═════ INFORMATION PROVIDED

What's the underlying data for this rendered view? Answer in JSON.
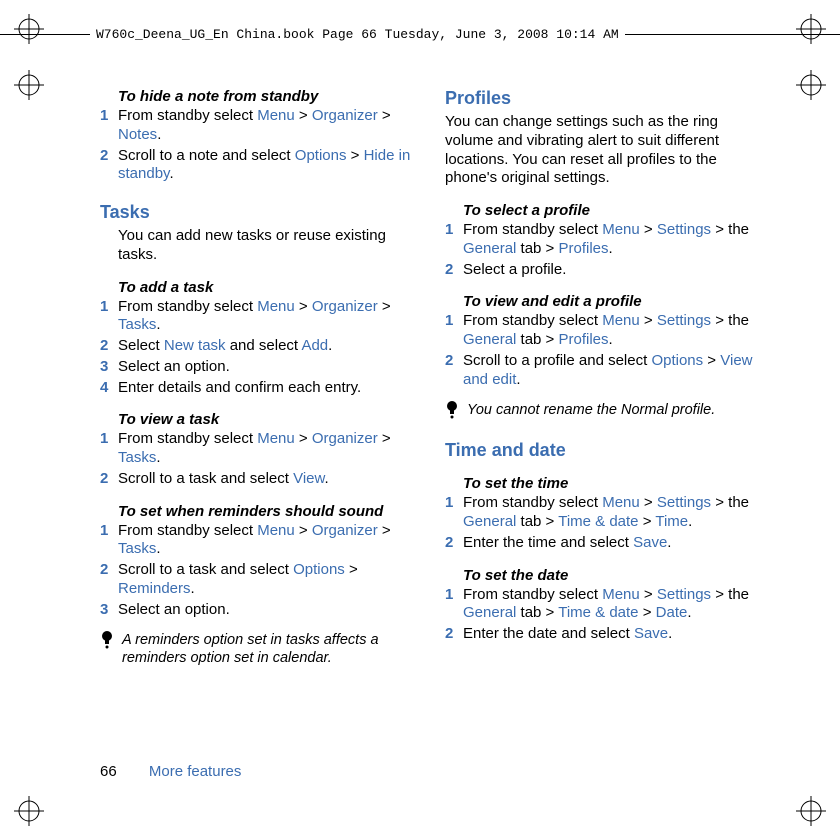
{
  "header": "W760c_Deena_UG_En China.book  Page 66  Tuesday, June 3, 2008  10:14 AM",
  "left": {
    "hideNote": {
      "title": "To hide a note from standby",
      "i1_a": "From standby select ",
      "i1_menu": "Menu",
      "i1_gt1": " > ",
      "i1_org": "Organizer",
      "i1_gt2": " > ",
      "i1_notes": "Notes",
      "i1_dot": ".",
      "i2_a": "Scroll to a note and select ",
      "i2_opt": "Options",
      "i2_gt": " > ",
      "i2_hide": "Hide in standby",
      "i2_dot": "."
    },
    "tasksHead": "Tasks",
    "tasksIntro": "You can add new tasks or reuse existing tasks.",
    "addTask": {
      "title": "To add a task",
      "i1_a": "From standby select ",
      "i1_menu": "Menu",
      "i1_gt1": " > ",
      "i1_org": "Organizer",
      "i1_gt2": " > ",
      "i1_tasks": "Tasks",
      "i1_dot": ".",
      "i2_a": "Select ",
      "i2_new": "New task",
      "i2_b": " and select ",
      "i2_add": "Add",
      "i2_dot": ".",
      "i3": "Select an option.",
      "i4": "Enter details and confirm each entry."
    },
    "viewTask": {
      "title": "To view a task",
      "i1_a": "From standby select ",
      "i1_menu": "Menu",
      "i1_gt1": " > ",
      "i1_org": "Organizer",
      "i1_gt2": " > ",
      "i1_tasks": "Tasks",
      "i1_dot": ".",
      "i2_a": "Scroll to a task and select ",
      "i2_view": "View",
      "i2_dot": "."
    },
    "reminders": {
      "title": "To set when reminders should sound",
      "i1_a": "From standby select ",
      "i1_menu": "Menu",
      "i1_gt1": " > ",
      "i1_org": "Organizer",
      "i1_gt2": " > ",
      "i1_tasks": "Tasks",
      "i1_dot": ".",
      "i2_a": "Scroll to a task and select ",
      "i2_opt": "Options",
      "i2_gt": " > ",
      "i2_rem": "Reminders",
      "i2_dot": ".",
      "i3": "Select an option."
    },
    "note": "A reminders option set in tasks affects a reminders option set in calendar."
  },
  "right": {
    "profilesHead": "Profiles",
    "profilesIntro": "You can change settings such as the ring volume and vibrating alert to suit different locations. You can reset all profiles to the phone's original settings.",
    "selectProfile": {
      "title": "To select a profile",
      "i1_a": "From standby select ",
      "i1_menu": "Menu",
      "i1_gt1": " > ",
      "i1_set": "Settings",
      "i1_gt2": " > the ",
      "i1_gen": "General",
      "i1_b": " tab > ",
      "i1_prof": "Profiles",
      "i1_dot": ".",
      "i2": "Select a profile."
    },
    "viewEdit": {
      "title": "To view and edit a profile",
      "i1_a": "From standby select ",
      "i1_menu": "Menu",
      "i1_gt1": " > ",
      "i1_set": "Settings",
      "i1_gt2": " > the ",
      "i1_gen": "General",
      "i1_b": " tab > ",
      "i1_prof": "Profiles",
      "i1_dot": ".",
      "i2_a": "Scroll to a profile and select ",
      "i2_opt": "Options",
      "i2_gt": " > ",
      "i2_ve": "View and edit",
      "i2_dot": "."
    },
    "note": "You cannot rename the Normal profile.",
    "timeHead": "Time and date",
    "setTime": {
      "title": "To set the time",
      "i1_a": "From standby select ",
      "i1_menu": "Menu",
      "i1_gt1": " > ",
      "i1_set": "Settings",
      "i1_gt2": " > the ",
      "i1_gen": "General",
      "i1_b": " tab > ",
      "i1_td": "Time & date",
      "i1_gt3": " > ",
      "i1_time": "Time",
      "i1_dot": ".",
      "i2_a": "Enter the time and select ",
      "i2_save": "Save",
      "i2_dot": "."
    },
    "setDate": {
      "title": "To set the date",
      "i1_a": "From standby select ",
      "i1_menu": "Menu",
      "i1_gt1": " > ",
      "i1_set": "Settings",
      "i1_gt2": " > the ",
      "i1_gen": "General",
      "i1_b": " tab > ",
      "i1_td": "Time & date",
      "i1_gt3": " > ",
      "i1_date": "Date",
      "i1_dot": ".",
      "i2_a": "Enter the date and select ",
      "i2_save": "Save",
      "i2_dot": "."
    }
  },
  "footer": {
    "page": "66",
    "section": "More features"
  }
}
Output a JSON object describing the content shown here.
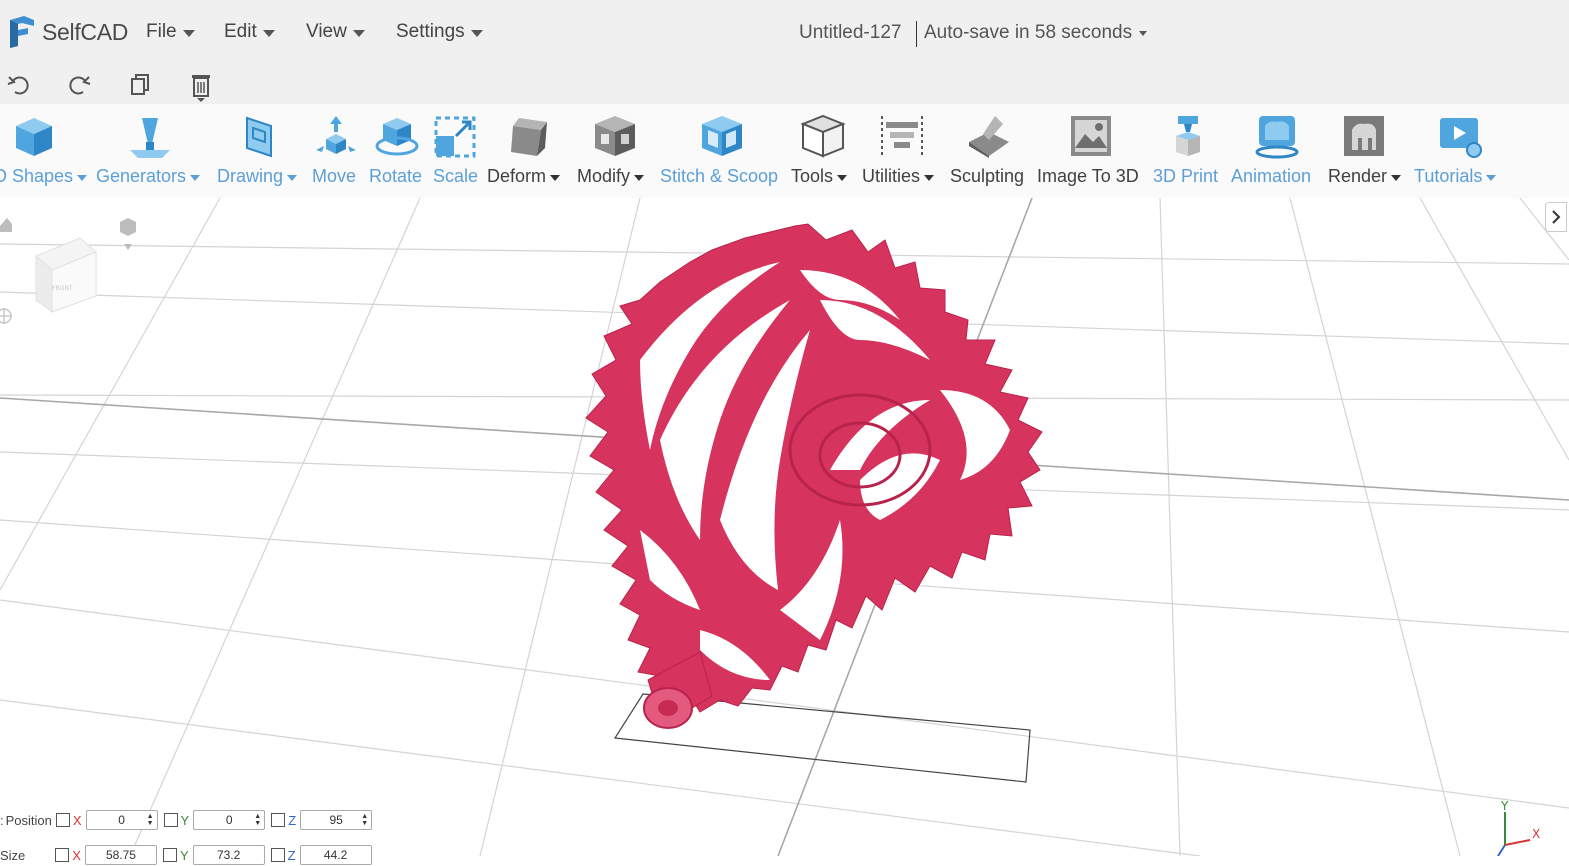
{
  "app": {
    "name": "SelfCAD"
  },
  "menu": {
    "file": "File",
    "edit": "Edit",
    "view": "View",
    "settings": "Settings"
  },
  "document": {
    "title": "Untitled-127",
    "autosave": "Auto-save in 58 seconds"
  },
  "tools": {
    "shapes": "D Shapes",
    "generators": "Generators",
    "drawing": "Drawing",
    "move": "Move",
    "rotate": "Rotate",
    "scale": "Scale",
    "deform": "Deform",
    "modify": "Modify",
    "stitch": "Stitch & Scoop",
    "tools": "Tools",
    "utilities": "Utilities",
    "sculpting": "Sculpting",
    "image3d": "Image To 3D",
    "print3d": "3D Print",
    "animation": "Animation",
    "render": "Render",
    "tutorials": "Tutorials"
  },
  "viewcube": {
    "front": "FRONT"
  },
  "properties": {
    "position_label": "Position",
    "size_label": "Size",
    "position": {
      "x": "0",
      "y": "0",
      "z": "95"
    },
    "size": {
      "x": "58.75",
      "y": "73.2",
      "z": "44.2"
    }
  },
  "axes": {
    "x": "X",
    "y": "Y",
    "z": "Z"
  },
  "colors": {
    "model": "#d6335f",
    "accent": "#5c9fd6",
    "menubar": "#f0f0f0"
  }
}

══════════

- [DIRECTIVE]
Among the records above, how many lines carry the string "title"? Reply with the number alone.

- [RIGHT ANSWER]
9